Task objective :: Each line of the listing must be transcribed exactly, except for the images, which should be excluded.

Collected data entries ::
* BEGIN *

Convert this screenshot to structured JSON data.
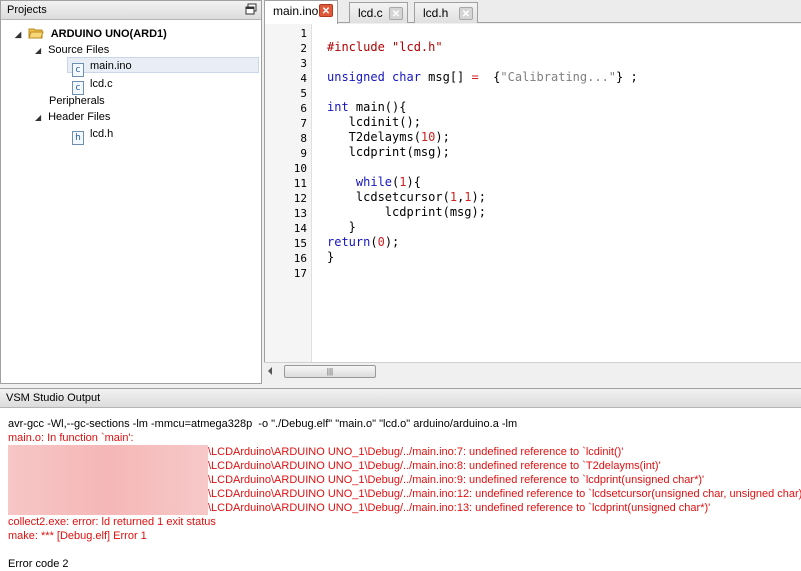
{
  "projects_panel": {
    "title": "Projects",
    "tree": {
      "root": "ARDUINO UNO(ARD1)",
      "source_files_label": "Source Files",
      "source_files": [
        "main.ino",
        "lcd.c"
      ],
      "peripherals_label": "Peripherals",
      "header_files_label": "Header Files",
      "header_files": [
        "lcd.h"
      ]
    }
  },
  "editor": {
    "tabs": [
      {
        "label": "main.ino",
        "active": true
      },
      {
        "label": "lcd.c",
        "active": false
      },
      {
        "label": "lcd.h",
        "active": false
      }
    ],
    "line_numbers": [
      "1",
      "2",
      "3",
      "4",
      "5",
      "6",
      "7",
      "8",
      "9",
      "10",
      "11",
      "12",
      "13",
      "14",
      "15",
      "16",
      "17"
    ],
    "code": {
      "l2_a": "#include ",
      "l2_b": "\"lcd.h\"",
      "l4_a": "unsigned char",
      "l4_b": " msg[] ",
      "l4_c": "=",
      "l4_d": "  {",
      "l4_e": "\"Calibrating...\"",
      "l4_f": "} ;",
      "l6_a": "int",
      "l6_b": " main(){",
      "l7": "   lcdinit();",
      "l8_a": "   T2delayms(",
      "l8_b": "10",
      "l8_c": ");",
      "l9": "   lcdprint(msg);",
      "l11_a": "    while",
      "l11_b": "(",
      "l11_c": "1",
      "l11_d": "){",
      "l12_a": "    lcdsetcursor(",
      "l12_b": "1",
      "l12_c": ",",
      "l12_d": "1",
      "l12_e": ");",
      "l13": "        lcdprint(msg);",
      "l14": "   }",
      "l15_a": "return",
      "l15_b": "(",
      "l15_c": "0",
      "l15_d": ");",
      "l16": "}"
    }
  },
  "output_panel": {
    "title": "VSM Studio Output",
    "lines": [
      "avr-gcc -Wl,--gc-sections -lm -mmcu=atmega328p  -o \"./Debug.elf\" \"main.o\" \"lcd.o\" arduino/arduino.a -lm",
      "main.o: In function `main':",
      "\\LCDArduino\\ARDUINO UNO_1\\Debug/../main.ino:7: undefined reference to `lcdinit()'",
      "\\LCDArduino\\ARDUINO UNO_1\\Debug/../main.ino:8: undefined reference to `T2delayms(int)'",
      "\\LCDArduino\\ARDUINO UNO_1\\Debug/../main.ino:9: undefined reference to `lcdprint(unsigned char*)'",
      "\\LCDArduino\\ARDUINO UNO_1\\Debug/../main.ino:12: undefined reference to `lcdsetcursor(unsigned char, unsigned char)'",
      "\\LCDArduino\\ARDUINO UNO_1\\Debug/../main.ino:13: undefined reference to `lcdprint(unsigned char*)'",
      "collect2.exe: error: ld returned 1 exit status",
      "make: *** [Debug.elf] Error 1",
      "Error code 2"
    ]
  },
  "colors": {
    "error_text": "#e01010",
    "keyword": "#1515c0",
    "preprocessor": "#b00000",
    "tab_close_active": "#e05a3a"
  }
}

* END *

Response ::
Convert this screenshot to structured JSON data.
{
  "projects_panel": {
    "title": "Projects",
    "tree": {
      "root": "ARDUINO UNO(ARD1)",
      "source_files_label": "Source Files",
      "source_files": [
        "main.ino",
        "lcd.c"
      ],
      "peripherals_label": "Peripherals",
      "header_files_label": "Header Files",
      "header_files": [
        "lcd.h"
      ]
    }
  },
  "editor": {
    "tabs": [
      {
        "label": "main.ino",
        "active": true
      },
      {
        "label": "lcd.c",
        "active": false
      },
      {
        "label": "lcd.h",
        "active": false
      }
    ],
    "line_numbers": [
      "1",
      "2",
      "3",
      "4",
      "5",
      "6",
      "7",
      "8",
      "9",
      "10",
      "11",
      "12",
      "13",
      "14",
      "15",
      "16",
      "17"
    ],
    "code": {
      "l2_a": "#include ",
      "l2_b": "\"lcd.h\"",
      "l4_a": "unsigned char",
      "l4_b": " msg[] ",
      "l4_c": "=",
      "l4_d": "  {",
      "l4_e": "\"Calibrating...\"",
      "l4_f": "} ;",
      "l6_a": "int",
      "l6_b": " main(){",
      "l7": "   lcdinit();",
      "l8_a": "   T2delayms(",
      "l8_b": "10",
      "l8_c": ");",
      "l9": "   lcdprint(msg);",
      "l11_a": "    while",
      "l11_b": "(",
      "l11_c": "1",
      "l11_d": "){",
      "l12_a": "    lcdsetcursor(",
      "l12_b": "1",
      "l12_c": ",",
      "l12_d": "1",
      "l12_e": ");",
      "l13": "        lcdprint(msg);",
      "l14": "   }",
      "l15_a": "return",
      "l15_b": "(",
      "l15_c": "0",
      "l15_d": ");",
      "l16": "}"
    }
  },
  "output_panel": {
    "title": "VSM Studio Output",
    "lines": [
      "avr-gcc -Wl,--gc-sections -lm -mmcu=atmega328p  -o \"./Debug.elf\" \"main.o\" \"lcd.o\" arduino/arduino.a -lm",
      "main.o: In function `main':",
      "\\LCDArduino\\ARDUINO UNO_1\\Debug/../main.ino:7: undefined reference to `lcdinit()'",
      "\\LCDArduino\\ARDUINO UNO_1\\Debug/../main.ino:8: undefined reference to `T2delayms(int)'",
      "\\LCDArduino\\ARDUINO UNO_1\\Debug/../main.ino:9: undefined reference to `lcdprint(unsigned char*)'",
      "\\LCDArduino\\ARDUINO UNO_1\\Debug/../main.ino:12: undefined reference to `lcdsetcursor(unsigned char, unsigned char)'",
      "\\LCDArduino\\ARDUINO UNO_1\\Debug/../main.ino:13: undefined reference to `lcdprint(unsigned char*)'",
      "collect2.exe: error: ld returned 1 exit status",
      "make: *** [Debug.elf] Error 1",
      "Error code 2"
    ]
  },
  "colors": {
    "error_text": "#e01010",
    "keyword": "#1515c0",
    "preprocessor": "#b00000",
    "tab_close_active": "#e05a3a"
  }
}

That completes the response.